* EXCERPTED TEXT *
● ● ● ● ● ● ●
Advertisement

Scurry Has Eye on Job

Share
Times Staff Writer

The last time Briana Scurry stepped onto a soccer field was the starry night of Aug. 26, 2004, at Karaiskaki Stadium in Athens, the night she won her second Olympic gold medal.

Since then, nothing.

After helping the U.S. reclaim the gold it had won in 1996 but lost in 2000, Scurry disappeared. She fell off the map. As far as anyone knew, she had retired.

“I contacted her way back before the Algarve Cup [in Portugal last March] and she told me she needed some time off,” Greg Ryan, the U.S. women’s national team coach, said the other day at the Home Depot Center.

Advertisement

So Ryan turned elsewhere, and Hope Solo inherited the starting goalkeeper’s spot that had been Scurry’s almost exclusively for 10 years, during which she played 155 games and earned 71 shutouts.

Now, Scurry wants it back.

When the U.S. team leaves for China on Tuesday to compete against Norway, France and China in the Four Nations Cup, chances are Scurry will be on board the flight.

Ten months into her self-imposed exile, she began to feel that something was missing in her life, something that had been a vital part of her for more than a decade.

“In about June, July, I was like, ‘You know what? I really miss it. I can still do it,’ ” Scurry said last week. “The team gave me good positive feedback that they wanted to see me back and so here I am.”

Here, indeed.

At her peak, Scurry was the best female goalkeeper in the world. No one else came close. She proved it at the Atlanta Olympics in 1996, at the Women’s World Cup in 1999 and again at the Athens Olympics in 2004.

Gold, gold, gold.

When she took a hiatus in 2000 and lost both her form and her starting spot, the U.S. had to be content with silver at the Sydney Olympics. Scurry never forgave herself.

Advertisement

She bounced back from that and now, at 34, is ready to do so again.

“It’s good to see that she wants to be back, that she wants to have a go,” said U.S. assistant coach Bill Irwin. “I think it’s tremendous. It’s been a while since she’s played, so that takes a lot of courage to come back and get right back into the thick of things. So far she’s been doing OK.

“People had written her off before and she showed tremendous mental toughness and enthusiasm and work rate to get back there. And that’s still there. That’s something you cannot instill. It comes from the heart. She loves the game of soccer. It’s in her hands, nobody else’s.”

Ryan was more than willing to give Scurry the chance.

“A player with her history and past, you’re definitely always going to give a shot to somebody with that amount of ability,” he said.

As for the rust of a 16-month layoff, Ryan dismissed it as meaningless.

“An old pro like Briana, she’s going to shake it off pretty quickly,” he said.

Well, not that quickly, Scurry countered. It has been only three months since she made the commitment to herself to return.
● ● ● ● ● ● ●
* STATED TASK 1 *
Return word for word the stretch of the Briana Scurry article from "Here, indeed." through "Olympics in 2004.".
The text and the records come from separate sources.

Region and label listings
● ● ● ● ● ● ●
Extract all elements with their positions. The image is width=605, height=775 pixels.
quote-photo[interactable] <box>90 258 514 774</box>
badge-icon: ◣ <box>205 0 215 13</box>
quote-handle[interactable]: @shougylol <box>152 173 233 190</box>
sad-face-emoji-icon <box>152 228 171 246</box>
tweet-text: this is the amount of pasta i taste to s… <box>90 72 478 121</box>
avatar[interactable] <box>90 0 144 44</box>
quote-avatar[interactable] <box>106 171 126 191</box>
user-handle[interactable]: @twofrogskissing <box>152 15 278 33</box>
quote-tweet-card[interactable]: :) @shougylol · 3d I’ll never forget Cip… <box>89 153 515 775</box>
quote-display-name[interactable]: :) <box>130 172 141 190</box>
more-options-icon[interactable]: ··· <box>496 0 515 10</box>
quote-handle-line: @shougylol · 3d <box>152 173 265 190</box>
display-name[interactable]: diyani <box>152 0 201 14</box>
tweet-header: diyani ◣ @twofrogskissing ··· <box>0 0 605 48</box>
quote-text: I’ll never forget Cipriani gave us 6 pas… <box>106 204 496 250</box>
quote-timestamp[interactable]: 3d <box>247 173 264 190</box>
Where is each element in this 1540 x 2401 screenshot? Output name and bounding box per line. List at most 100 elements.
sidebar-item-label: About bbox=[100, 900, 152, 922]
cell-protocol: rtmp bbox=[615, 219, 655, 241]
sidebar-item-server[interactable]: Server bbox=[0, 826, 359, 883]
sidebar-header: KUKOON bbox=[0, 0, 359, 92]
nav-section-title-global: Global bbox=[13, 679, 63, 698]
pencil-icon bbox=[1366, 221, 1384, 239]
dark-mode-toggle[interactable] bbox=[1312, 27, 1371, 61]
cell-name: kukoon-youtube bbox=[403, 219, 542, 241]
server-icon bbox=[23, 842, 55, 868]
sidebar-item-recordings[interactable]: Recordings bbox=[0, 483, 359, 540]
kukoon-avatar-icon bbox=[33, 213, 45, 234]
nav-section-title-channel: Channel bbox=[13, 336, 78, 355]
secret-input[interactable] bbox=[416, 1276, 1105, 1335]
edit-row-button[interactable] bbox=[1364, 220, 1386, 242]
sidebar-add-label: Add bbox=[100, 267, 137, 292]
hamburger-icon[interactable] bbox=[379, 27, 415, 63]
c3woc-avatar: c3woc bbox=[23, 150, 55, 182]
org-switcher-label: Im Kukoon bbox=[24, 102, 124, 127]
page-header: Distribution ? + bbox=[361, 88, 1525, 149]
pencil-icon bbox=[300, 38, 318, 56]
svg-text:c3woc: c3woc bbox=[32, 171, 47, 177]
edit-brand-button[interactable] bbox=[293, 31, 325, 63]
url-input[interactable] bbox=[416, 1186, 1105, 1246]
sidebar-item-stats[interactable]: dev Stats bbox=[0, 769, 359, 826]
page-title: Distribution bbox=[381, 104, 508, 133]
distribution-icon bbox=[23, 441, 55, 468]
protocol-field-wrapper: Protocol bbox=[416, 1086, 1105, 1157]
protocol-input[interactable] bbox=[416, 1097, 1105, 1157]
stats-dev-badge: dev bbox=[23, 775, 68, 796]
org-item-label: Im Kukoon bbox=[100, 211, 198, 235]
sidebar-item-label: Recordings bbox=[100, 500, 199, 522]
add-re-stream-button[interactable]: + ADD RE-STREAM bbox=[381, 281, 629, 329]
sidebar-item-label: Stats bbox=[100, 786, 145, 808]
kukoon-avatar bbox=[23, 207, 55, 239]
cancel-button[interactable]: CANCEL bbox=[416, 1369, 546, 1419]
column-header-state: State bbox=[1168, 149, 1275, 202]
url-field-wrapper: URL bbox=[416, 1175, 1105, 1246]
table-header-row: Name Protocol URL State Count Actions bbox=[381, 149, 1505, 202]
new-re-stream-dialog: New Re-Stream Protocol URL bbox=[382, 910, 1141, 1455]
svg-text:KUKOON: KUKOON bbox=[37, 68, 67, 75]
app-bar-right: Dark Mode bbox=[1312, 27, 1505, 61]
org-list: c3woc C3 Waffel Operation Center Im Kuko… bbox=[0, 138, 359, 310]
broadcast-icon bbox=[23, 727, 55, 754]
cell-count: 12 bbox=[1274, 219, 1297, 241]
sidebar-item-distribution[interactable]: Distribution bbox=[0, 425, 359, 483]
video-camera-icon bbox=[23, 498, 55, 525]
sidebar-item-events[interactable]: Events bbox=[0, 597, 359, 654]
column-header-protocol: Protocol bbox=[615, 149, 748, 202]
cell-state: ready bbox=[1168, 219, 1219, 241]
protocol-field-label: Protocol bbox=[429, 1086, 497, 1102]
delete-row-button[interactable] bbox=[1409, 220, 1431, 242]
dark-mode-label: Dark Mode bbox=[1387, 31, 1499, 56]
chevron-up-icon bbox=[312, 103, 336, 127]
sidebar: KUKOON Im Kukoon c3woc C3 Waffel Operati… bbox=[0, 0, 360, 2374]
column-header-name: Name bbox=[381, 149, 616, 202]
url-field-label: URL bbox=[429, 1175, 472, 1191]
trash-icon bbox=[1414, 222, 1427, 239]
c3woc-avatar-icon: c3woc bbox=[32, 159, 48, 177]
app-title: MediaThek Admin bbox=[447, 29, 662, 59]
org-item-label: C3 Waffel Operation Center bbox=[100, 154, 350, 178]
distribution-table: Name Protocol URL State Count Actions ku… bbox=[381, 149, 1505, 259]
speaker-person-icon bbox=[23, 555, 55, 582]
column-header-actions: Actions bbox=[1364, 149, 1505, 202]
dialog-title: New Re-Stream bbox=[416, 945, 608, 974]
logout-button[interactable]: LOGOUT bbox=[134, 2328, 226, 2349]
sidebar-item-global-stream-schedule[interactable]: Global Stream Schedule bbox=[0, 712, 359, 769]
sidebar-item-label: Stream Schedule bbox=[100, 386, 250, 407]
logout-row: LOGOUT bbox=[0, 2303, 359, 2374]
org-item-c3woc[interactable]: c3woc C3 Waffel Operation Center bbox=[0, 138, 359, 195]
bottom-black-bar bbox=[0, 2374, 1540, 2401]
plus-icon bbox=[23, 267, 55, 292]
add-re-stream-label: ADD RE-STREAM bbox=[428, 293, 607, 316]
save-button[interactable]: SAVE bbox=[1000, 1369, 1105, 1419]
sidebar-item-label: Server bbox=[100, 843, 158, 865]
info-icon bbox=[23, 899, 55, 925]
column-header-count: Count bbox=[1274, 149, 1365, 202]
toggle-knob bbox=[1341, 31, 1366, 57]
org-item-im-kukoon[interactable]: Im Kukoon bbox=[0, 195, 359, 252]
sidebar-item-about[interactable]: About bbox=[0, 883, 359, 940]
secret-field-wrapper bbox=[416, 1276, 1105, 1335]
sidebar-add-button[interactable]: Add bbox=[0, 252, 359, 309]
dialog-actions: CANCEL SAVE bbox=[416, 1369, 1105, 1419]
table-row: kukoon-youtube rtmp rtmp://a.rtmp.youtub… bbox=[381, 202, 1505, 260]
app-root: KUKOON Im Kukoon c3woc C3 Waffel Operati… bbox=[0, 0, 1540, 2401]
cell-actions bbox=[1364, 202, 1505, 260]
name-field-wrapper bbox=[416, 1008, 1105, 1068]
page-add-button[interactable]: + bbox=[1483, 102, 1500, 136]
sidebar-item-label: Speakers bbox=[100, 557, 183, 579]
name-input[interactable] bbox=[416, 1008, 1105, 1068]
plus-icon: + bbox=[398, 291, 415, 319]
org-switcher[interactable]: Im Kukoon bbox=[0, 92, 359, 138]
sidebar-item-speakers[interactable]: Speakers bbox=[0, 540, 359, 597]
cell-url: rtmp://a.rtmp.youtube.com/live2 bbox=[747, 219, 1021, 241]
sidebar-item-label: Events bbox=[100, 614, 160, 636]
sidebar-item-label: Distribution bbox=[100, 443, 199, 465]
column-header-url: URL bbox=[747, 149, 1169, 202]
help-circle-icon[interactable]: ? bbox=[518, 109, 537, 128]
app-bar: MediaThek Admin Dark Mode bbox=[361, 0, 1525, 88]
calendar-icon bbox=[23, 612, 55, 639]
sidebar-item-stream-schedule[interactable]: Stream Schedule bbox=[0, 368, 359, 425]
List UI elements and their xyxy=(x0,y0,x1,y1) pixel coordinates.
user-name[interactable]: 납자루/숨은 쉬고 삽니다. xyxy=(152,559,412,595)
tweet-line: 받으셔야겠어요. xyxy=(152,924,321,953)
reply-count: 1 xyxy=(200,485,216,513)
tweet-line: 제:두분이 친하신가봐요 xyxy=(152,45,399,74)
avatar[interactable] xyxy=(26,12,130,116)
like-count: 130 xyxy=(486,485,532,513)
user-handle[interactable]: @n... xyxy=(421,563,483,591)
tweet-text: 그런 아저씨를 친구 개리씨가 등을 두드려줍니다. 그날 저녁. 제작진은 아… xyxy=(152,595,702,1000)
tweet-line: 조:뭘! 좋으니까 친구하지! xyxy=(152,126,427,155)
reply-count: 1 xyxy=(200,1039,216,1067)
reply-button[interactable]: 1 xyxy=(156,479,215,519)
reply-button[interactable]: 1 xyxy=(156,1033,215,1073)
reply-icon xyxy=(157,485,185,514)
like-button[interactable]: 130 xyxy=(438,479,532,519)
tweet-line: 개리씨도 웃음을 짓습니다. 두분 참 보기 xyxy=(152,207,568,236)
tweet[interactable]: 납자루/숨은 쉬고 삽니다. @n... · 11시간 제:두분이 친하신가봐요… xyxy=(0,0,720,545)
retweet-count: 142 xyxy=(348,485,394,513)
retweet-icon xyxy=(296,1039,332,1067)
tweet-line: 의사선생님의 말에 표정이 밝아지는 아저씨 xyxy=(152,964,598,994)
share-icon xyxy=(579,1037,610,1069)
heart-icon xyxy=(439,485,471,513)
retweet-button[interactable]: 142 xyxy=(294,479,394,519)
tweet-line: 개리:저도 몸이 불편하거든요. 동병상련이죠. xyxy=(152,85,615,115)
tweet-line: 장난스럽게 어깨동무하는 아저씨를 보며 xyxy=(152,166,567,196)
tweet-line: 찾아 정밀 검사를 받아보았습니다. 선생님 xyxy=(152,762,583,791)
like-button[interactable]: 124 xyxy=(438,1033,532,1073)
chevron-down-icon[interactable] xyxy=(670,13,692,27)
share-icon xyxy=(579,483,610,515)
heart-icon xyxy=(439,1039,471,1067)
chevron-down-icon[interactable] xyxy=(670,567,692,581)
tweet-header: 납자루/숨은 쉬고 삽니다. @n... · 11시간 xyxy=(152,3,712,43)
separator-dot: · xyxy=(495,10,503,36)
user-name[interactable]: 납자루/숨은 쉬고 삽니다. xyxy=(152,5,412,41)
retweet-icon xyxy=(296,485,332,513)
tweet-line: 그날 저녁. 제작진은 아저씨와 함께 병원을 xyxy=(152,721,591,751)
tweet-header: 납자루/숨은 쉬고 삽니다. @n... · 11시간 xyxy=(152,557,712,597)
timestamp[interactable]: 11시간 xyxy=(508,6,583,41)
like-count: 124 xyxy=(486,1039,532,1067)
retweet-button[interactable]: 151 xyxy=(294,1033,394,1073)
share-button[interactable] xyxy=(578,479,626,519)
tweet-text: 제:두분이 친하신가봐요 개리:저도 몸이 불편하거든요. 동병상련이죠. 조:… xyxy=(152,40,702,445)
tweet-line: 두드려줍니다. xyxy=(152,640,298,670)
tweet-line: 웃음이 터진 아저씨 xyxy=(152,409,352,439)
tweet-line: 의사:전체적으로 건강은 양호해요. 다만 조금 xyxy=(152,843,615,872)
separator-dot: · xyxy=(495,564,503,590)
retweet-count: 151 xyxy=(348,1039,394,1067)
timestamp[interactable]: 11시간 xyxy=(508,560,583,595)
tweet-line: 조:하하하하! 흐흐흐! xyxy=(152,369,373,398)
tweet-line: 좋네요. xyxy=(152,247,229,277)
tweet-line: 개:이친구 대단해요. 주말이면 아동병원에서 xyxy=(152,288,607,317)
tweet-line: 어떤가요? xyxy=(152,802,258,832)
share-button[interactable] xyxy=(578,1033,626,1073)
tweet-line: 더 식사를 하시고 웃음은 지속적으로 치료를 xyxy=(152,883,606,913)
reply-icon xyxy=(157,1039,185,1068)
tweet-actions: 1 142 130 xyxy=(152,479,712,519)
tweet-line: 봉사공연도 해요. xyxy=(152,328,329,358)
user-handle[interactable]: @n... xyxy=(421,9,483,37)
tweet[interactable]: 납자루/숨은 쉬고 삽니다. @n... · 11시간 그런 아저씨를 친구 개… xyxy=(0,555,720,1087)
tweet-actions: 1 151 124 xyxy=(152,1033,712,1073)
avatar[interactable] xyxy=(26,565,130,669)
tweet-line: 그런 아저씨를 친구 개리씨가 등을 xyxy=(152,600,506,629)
● ● ● ● ● ● ●
* STATED TASK 2 *
Retype the records exactly, from their start through the line containing "quote-timestamp[interactable]: 3d <box>247".

* PROBLEM SOLUTION 1 *
Here, indeed.

At her peak, Scurry was the best female goalkeeper in the world. No one else came close. She proved it at the Atlanta Olympics in 1996, at the Women’s World Cup in 1999 and again at the Athens Olympics in 2004.

* PROBLEM SOLUTION 2 *
Extract all elements with their positions. The image is width=605, height=775 pixels.
quote-photo[interactable] <box>90 258 514 774</box>
badge-icon: ◣ <box>205 0 215 13</box>
quote-handle[interactable]: @shougylol <box>152 173 233 190</box>
sad-face-emoji-icon <box>152 228 171 246</box>
tweet-text: this is the amount of pasta i taste to s… <box>90 72 478 121</box>
avatar[interactable] <box>90 0 144 44</box>
quote-avatar[interactable] <box>106 171 126 191</box>
user-handle[interactable]: @twofrogskissing <box>152 15 278 33</box>
quote-tweet-card[interactable]: :) @shougylol · 3d I’ll never forget Cip… <box>89 153 515 775</box>
quote-display-name[interactable]: :) <box>130 172 141 190</box>
more-options-icon[interactable]: ··· <box>496 0 515 10</box>
quote-handle-line: @shougylol · 3d <box>152 173 265 190</box>
display-name[interactable]: diyani <box>152 0 201 14</box>
tweet-header: diyani ◣ @twofrogskissing ··· <box>0 0 605 48</box>
quote-text: I’ll never forget Cipriani gave us 6 pas… <box>106 204 496 250</box>
quote-timestamp[interactable]: 3d <box>247 173 264 190</box>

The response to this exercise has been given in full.